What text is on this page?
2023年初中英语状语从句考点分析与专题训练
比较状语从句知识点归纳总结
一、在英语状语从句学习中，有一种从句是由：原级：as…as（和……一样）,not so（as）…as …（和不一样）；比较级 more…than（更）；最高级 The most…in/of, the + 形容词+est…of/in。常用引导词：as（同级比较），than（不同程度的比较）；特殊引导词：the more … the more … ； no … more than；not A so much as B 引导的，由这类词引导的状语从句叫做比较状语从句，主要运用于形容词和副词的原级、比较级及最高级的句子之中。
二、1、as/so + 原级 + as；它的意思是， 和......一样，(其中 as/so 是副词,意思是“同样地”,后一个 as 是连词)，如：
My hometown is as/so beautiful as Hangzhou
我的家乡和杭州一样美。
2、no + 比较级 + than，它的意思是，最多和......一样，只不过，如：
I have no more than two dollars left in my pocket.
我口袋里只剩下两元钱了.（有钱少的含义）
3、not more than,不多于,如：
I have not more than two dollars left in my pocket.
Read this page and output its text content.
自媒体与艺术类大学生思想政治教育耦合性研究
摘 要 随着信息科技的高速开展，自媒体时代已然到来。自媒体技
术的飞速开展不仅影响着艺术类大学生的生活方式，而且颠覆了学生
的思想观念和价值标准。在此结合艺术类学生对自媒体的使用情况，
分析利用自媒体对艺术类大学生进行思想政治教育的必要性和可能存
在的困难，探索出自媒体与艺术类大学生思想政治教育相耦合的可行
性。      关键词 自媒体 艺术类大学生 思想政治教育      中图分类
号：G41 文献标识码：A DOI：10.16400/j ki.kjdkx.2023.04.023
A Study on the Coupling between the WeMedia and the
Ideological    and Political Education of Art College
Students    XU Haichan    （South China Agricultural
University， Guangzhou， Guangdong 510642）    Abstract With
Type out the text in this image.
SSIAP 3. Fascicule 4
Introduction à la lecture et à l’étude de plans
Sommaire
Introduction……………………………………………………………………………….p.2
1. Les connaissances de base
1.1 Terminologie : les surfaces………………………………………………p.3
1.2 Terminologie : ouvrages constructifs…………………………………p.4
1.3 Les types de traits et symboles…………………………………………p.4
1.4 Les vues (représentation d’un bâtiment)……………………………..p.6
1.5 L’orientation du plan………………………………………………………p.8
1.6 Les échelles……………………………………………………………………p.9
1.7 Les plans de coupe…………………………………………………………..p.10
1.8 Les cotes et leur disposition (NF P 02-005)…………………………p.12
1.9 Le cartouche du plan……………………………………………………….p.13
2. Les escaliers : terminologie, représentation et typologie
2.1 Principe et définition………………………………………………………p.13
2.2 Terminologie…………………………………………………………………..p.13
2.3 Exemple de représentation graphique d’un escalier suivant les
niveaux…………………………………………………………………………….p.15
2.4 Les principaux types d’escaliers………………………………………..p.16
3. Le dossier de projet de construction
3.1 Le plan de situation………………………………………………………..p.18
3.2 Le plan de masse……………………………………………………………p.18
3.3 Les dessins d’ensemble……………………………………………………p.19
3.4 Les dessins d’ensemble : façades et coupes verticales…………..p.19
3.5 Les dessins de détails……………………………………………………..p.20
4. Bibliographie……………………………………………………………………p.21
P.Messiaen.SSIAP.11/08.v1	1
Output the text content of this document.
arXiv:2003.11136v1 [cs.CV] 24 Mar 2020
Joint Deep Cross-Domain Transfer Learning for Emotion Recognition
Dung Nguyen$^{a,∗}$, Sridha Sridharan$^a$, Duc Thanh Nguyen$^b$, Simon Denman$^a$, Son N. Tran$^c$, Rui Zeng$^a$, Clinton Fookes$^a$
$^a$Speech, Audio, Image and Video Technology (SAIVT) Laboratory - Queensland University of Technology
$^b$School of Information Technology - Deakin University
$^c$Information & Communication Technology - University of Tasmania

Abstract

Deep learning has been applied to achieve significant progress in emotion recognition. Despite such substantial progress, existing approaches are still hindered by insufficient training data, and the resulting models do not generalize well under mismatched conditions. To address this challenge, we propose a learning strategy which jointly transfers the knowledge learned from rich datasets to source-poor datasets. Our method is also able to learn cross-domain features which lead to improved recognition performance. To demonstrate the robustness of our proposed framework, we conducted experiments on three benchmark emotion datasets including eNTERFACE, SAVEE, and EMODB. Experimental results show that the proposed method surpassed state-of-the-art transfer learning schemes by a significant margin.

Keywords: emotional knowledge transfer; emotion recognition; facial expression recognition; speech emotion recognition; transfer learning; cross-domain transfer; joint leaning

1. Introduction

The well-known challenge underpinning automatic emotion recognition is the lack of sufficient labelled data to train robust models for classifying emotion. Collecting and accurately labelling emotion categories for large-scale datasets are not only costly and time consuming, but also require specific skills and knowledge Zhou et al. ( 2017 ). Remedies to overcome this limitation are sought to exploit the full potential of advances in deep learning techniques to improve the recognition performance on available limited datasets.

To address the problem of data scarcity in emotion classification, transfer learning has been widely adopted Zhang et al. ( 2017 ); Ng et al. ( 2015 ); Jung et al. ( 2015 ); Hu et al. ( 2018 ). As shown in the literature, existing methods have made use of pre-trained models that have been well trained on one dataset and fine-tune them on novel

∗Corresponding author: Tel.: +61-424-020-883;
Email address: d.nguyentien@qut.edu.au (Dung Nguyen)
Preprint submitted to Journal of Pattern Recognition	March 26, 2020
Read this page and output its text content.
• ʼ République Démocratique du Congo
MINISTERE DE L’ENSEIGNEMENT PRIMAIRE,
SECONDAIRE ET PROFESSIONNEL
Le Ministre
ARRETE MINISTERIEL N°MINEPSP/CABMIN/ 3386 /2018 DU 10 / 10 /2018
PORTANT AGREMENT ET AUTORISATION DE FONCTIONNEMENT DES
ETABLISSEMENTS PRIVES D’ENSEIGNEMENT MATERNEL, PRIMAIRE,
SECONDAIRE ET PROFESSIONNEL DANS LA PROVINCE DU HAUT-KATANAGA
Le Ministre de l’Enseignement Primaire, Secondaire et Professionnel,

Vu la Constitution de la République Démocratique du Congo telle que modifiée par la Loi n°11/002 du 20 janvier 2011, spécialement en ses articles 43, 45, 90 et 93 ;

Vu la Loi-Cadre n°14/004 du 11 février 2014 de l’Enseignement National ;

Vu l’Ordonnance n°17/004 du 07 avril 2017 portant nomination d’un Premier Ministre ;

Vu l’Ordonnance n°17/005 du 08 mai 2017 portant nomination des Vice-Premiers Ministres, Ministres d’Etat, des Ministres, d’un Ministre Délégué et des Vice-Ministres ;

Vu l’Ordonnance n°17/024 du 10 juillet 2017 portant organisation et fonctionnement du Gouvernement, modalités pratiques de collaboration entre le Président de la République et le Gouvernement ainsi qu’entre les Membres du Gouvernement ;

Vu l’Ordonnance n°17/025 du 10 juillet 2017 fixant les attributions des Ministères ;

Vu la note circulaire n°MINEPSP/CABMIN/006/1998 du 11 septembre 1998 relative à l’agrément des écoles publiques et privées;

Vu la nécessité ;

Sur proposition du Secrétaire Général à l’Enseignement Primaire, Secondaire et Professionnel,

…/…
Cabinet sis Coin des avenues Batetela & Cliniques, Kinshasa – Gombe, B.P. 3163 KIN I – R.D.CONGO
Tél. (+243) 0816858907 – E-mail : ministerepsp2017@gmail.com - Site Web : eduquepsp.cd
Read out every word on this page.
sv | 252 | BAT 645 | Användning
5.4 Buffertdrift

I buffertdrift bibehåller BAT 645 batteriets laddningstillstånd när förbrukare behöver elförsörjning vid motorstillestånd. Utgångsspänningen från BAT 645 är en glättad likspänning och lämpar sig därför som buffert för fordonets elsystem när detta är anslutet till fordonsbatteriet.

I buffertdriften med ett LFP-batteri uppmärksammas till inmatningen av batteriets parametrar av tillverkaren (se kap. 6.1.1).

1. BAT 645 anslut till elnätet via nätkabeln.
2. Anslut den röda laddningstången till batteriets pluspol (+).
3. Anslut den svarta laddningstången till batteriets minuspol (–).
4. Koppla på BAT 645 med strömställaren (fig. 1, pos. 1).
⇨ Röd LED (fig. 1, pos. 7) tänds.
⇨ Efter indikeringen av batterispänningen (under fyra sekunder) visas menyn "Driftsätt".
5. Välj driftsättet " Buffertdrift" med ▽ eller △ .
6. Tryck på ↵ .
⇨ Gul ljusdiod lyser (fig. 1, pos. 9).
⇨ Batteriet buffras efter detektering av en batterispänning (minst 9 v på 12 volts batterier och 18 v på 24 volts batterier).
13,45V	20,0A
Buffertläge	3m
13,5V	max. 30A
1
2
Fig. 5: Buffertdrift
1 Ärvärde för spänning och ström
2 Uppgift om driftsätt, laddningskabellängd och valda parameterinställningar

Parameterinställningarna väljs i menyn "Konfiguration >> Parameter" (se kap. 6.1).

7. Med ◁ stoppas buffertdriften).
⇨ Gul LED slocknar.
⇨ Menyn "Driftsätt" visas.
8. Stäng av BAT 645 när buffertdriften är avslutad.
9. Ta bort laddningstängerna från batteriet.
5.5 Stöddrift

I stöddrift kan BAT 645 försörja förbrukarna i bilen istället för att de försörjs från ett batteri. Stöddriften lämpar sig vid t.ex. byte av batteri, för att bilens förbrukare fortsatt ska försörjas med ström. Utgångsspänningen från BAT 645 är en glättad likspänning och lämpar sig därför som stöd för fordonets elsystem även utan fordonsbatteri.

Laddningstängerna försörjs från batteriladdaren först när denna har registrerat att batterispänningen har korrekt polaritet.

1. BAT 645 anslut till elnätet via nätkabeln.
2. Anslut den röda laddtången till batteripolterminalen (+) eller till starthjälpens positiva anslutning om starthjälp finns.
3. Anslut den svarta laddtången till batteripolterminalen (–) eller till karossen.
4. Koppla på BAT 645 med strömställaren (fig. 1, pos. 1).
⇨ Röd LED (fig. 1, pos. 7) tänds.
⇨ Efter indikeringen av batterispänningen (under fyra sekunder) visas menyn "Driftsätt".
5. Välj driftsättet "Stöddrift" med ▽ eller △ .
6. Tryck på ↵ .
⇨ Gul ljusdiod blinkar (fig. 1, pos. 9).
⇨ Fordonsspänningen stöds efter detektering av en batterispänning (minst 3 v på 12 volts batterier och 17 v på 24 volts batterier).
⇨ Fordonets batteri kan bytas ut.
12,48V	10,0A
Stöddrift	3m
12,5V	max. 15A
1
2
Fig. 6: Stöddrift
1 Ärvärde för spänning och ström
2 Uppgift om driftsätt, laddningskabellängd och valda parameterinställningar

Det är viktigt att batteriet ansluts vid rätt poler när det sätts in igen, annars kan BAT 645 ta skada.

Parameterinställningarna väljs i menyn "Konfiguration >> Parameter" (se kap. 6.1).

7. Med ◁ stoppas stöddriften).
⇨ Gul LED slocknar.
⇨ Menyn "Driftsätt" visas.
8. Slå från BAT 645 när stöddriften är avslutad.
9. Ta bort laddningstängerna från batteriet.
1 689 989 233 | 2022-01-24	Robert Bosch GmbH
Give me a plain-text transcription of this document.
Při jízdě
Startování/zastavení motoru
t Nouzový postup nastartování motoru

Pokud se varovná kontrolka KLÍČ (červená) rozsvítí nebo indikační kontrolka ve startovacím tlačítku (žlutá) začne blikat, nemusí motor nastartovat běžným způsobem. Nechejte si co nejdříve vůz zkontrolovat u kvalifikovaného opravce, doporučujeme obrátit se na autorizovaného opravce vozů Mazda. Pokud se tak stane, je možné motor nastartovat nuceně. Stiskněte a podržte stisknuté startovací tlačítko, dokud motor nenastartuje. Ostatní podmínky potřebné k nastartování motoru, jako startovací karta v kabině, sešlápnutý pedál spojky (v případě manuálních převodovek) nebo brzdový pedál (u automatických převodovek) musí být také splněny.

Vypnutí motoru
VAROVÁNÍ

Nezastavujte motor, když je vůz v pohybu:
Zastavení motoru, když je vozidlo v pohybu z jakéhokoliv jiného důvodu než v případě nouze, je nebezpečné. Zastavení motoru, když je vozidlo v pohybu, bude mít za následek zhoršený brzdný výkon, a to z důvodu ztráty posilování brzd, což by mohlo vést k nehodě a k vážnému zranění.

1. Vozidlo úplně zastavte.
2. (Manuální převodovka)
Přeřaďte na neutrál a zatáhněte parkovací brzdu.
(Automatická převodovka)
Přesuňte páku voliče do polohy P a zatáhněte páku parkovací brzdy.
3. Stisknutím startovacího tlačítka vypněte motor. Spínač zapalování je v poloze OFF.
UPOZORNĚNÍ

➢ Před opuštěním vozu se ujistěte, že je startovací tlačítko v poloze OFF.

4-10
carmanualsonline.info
━━━━━━━━━━
Say how many lines in the entries contain the string "pohybu", and say nothing else.

- _WRITTEN RESPONSE_
2